## WORK TO DO
From the entries below, please gather each line containing the string "color".

((

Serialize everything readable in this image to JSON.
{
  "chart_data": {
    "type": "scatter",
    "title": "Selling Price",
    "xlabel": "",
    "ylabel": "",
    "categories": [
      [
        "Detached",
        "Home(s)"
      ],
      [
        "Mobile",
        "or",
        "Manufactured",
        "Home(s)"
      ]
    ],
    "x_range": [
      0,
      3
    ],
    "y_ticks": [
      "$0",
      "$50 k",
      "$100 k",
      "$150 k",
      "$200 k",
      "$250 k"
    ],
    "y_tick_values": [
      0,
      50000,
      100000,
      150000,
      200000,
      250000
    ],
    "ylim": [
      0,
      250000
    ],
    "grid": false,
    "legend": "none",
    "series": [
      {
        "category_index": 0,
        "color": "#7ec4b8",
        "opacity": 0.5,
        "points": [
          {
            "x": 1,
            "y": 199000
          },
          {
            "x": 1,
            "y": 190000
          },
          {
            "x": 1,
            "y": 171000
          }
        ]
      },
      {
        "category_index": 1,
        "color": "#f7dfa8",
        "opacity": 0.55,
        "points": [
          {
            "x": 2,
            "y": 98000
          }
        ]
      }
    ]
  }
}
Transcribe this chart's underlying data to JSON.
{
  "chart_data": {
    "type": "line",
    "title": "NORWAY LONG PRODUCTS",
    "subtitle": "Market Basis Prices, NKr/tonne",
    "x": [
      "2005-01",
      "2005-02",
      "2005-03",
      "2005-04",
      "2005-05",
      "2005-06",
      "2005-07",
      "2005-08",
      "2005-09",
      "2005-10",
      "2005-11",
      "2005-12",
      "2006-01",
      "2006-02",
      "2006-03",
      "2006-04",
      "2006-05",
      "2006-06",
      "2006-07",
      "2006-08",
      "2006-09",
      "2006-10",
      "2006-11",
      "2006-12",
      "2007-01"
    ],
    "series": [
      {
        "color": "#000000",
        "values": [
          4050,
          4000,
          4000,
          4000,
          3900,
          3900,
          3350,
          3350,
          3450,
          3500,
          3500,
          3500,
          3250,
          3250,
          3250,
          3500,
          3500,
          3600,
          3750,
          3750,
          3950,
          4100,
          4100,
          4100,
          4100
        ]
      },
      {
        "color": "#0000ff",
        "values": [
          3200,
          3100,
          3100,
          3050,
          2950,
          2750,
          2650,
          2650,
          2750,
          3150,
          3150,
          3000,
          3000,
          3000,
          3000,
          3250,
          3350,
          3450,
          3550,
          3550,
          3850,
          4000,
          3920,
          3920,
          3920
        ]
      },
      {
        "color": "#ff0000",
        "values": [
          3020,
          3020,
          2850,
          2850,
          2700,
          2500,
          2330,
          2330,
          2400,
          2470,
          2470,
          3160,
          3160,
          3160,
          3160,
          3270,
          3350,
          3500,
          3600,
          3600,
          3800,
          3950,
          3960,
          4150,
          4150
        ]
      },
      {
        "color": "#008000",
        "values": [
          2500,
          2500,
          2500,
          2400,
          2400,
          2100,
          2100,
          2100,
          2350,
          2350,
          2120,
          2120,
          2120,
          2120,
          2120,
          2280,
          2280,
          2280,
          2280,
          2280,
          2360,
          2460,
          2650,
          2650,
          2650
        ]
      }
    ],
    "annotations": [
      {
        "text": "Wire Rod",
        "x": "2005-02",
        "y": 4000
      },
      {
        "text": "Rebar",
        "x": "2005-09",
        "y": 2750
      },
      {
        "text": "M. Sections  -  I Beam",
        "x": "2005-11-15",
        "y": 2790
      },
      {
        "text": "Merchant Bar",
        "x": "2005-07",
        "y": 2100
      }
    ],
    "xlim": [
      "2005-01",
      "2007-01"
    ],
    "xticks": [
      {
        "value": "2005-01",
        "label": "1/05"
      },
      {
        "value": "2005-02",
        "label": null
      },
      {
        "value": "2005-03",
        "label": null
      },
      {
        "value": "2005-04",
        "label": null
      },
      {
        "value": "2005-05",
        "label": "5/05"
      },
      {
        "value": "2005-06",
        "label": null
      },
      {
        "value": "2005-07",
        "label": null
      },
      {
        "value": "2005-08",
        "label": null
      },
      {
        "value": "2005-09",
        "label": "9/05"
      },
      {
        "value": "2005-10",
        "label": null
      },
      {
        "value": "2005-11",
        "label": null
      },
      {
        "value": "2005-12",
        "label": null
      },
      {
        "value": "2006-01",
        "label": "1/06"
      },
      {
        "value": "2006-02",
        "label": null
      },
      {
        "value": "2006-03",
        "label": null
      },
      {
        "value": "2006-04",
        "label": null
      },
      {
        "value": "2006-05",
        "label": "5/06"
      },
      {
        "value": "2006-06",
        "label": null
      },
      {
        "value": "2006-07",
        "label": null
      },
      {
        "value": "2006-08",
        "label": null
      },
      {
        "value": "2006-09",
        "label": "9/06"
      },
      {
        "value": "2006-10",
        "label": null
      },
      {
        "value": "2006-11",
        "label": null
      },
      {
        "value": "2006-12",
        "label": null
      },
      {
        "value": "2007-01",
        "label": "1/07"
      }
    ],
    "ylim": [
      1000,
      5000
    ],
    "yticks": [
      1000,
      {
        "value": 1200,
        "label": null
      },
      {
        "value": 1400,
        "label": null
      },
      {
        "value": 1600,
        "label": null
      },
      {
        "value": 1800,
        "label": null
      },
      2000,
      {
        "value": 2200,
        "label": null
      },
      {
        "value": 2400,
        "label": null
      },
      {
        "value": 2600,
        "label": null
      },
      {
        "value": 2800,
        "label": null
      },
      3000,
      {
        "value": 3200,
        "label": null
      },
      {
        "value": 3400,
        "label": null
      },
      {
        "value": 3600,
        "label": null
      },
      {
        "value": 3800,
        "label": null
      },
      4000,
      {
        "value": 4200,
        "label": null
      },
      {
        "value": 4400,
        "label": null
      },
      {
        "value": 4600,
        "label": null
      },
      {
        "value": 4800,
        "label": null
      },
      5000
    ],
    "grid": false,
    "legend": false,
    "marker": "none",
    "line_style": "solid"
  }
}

))

## RESPONSE TO THE TASK
        "color": "#7ec4b8",
        "color": "#f7dfa8",
        "color": "#000000",
        "color": "#0000ff",
        "color": "#ff0000",
        "color": "#008000",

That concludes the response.